(Supplied information)
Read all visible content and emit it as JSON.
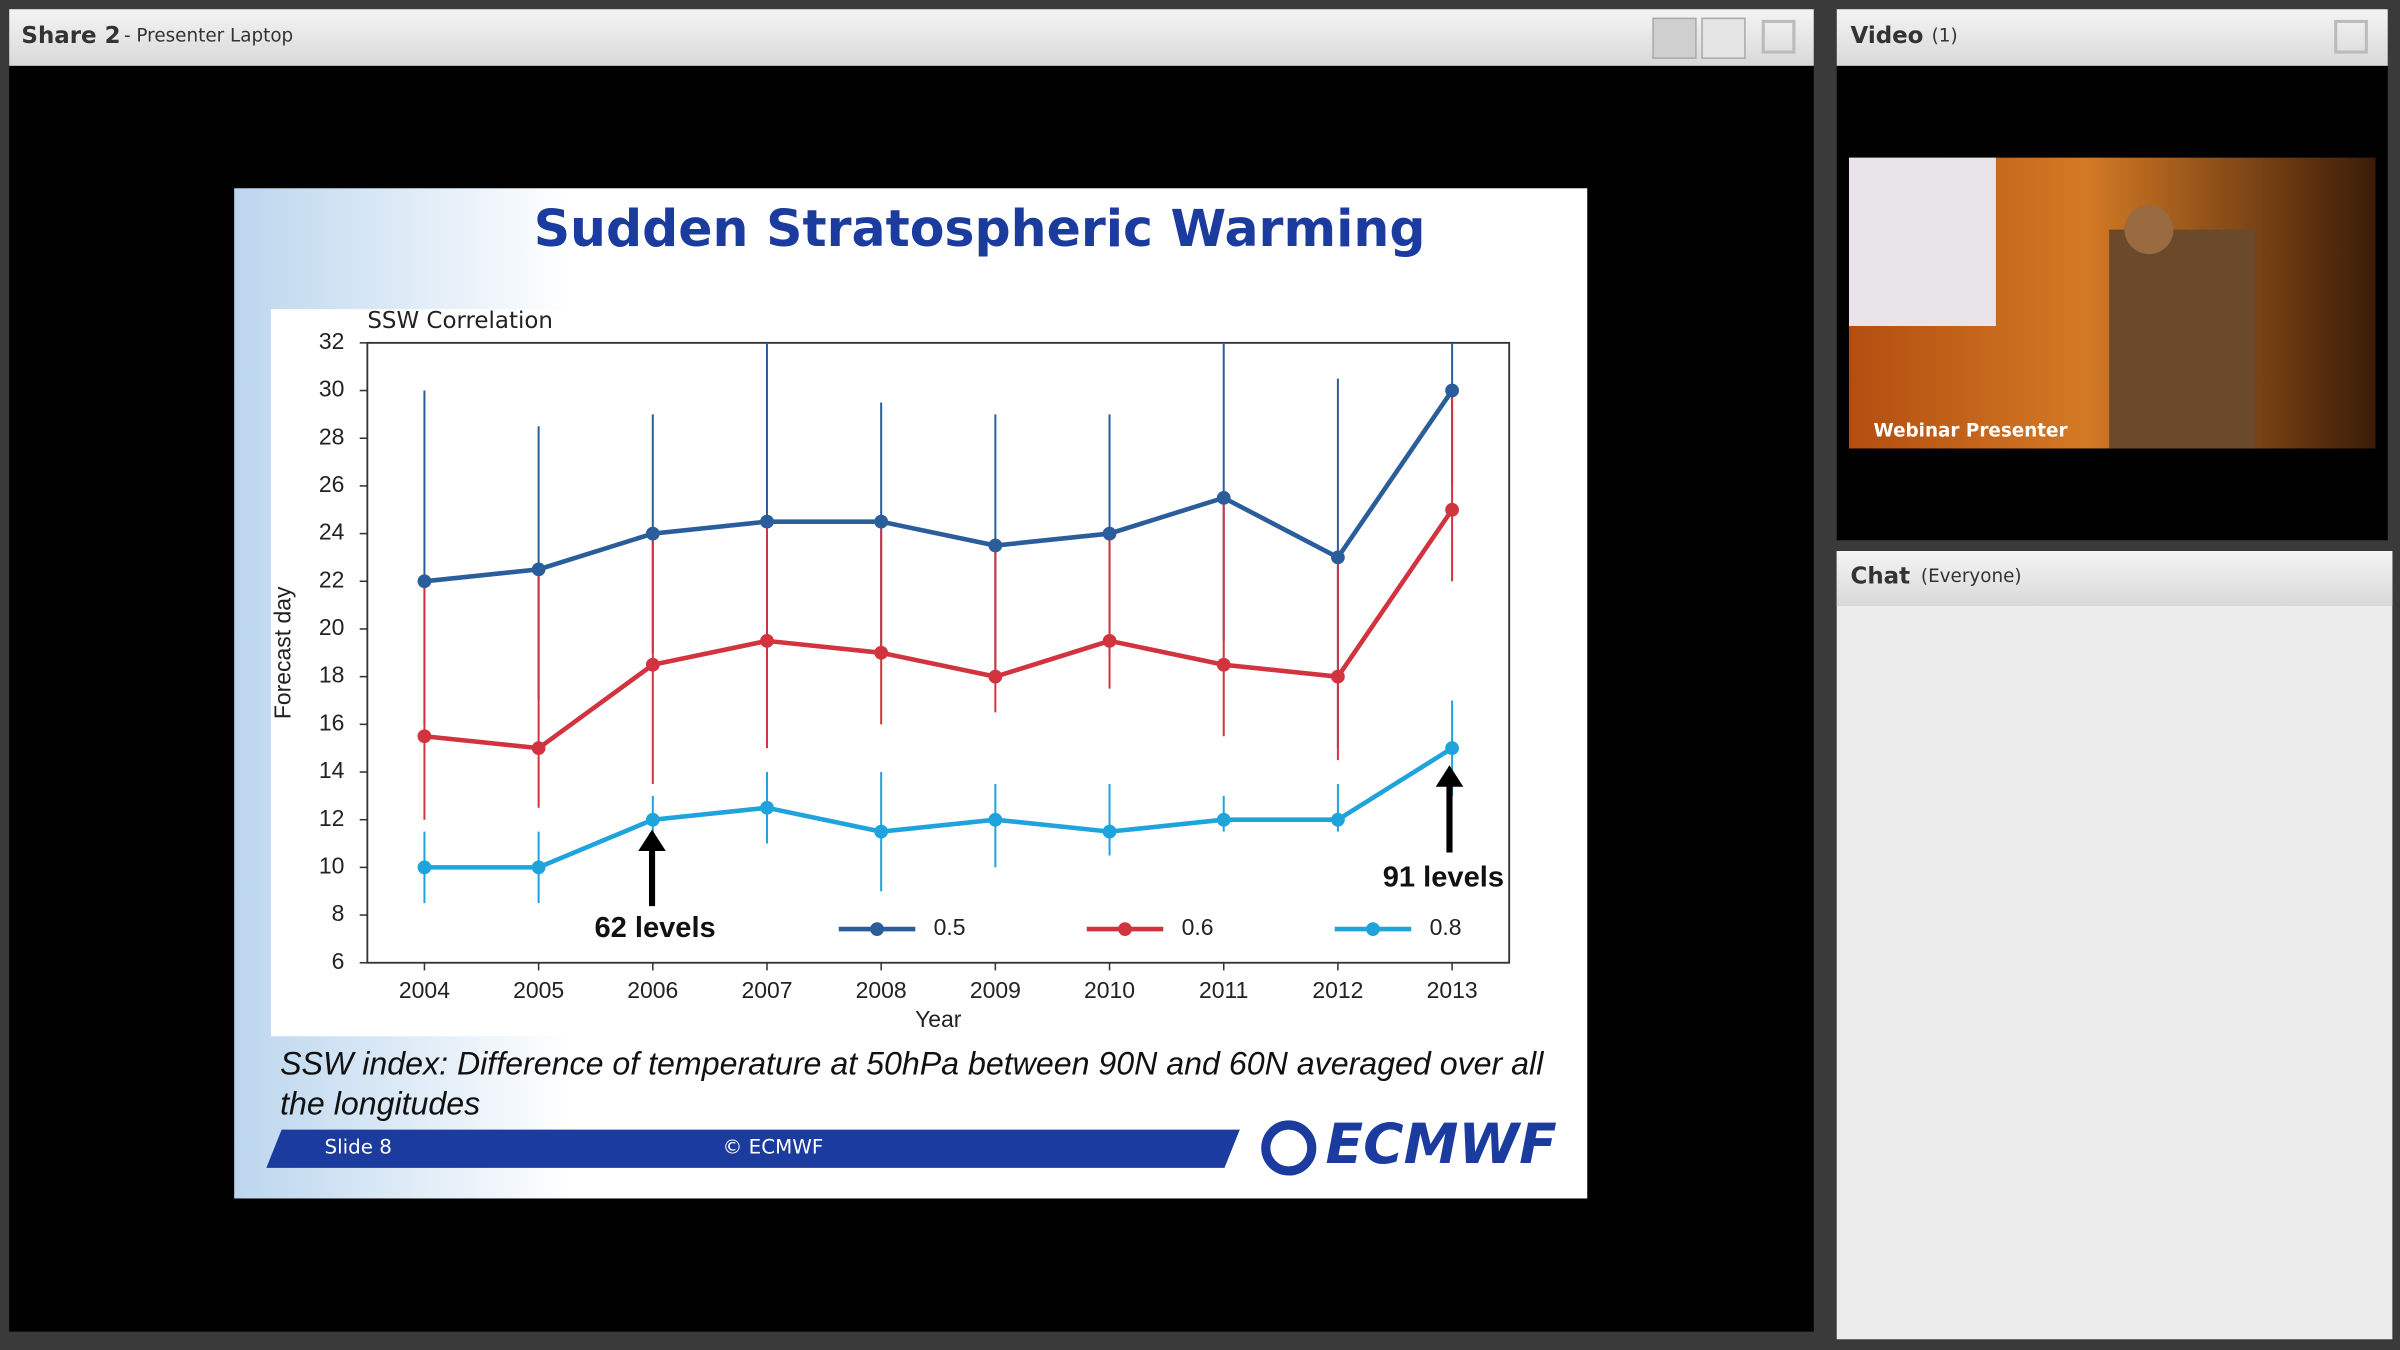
{
  "share_pod": {
    "title": "Share 2",
    "subtitle": "- Presenter Laptop"
  },
  "slide": {
    "title": "Sudden Stratospheric Warming",
    "chart_data": {
      "type": "line",
      "title": "SSW Correlation",
      "x_label": "Year",
      "y_label": "Forecast day",
      "x": [
        2004,
        2005,
        2006,
        2007,
        2008,
        2009,
        2010,
        2011,
        2012,
        2013
      ],
      "xlim": [
        2003.5,
        2013.5
      ],
      "xticks": [
        2004,
        2005,
        2006,
        2007,
        2008,
        2009,
        2010,
        2011,
        2012,
        2013
      ],
      "ylim": [
        6,
        32
      ],
      "yticks": [
        6,
        8,
        10,
        12,
        14,
        16,
        18,
        20,
        22,
        24,
        26,
        28,
        30,
        32
      ],
      "legend": "lower center",
      "series": [
        {
          "name": "0.5",
          "color": "#2b5d9b",
          "values": [
            22,
            22.5,
            24,
            24.5,
            24.5,
            23.5,
            24,
            25.5,
            23,
            30
          ],
          "low": [
            16,
            17,
            19,
            19,
            19,
            18,
            19,
            19.5,
            15,
            26
          ],
          "high": [
            30,
            28.5,
            29,
            32,
            29.5,
            29,
            29,
            32,
            30.5,
            32
          ]
        },
        {
          "name": "0.6",
          "color": "#d1343f",
          "values": [
            15.5,
            15,
            18.5,
            19.5,
            19,
            18,
            19.5,
            18.5,
            18,
            25
          ],
          "low": [
            12,
            12.5,
            13.5,
            15,
            16,
            16.5,
            17.5,
            15.5,
            14.5,
            22
          ],
          "high": [
            22,
            22.5,
            24,
            24.5,
            24.5,
            23.5,
            24,
            25.5,
            23,
            30
          ]
        },
        {
          "name": "0.8",
          "color": "#1fa3dc",
          "values": [
            10,
            10,
            12,
            12.5,
            11.5,
            12,
            11.5,
            12,
            12,
            15
          ],
          "low": [
            8.5,
            8.5,
            10,
            11,
            9,
            10,
            10.5,
            11.5,
            11.5,
            13
          ],
          "high": [
            11.5,
            11.5,
            13,
            14,
            14,
            13.5,
            13.5,
            13,
            13.5,
            17
          ]
        }
      ],
      "annotations": [
        "62 levels",
        "91 levels"
      ]
    },
    "caption": "SSW index: Difference of temperature at 50hPa between 90N and 60N averaged over all the longitudes",
    "footer": {
      "slide_number": "Slide 8",
      "copyright": "© ECMWF",
      "logo": "ECMWF"
    }
  },
  "video_pod": {
    "title": "Video",
    "count": "(1)",
    "overlay_label": "Webinar Presenter"
  },
  "chat_pod": {
    "title": "Chat",
    "audience": "(Everyone)"
  }
}
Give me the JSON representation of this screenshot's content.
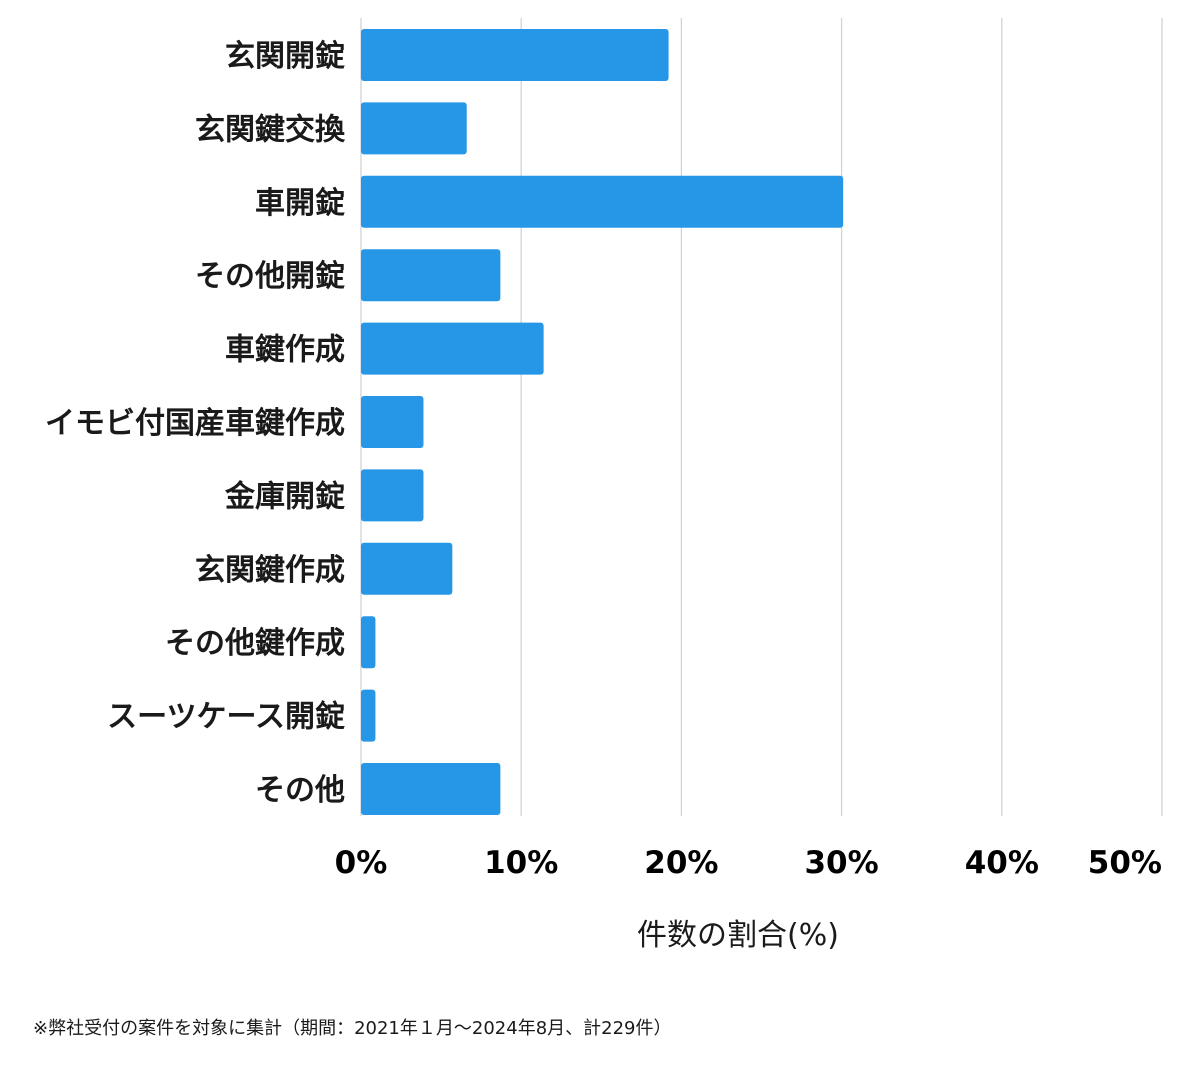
{
  "chart_data": {
    "type": "bar",
    "orientation": "horizontal",
    "categories": [
      "玄関開錠",
      "玄関鍵交換",
      "車開錠",
      "その他開錠",
      "車鍵作成",
      "イモビ付国産車鍵作成",
      "金庫開錠",
      "玄関鍵作成",
      "その他鍵作成",
      "スーツケース開錠",
      "その他"
    ],
    "values": [
      19.2,
      6.6,
      30.1,
      8.7,
      11.4,
      3.9,
      3.9,
      5.7,
      0.9,
      0.9,
      8.7
    ],
    "xlim": [
      0,
      50
    ],
    "xticks": [
      0,
      10,
      20,
      30,
      40,
      50
    ],
    "xtick_labels": [
      "0%",
      "10%",
      "20%",
      "30%",
      "40%",
      "50%"
    ],
    "xlabel": "件数の割合(%)",
    "title": "",
    "grid": "vertical",
    "bar_color": "#2696e6",
    "grid_color": "#d3d3d3"
  },
  "footnote": "※弊社受付の案件を対象に集計（期間：2021年１月～2024年8月、計229件）"
}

(Aim of the exercise) Skip all pictures. Write out only the lines from the one containing "Give me the" to the end of the listing above, inclusive, exactly as given.

(Answer to this exercise)
Give me the JSON representation of this screenshot's content.
{
  "chart_data": {
    "type": "bar",
    "orientation": "horizontal",
    "categories": [
      "玄関開錠",
      "玄関鍵交換",
      "車開錠",
      "その他開錠",
      "車鍵作成",
      "イモビ付国産車鍵作成",
      "金庫開錠",
      "玄関鍵作成",
      "その他鍵作成",
      "スーツケース開錠",
      "その他"
    ],
    "values": [
      19.2,
      6.6,
      30.1,
      8.7,
      11.4,
      3.9,
      3.9,
      5.7,
      0.9,
      0.9,
      8.7
    ],
    "xlim": [
      0,
      50
    ],
    "xticks": [
      0,
      10,
      20,
      30,
      40,
      50
    ],
    "xtick_labels": [
      "0%",
      "10%",
      "20%",
      "30%",
      "40%",
      "50%"
    ],
    "xlabel": "件数の割合(%)",
    "title": "",
    "grid": "vertical",
    "bar_color": "#2696e6",
    "grid_color": "#d3d3d3"
  },
  "footnote": "※弊社受付の案件を対象に集計（期間：2021年１月～2024年8月、計229件）"
}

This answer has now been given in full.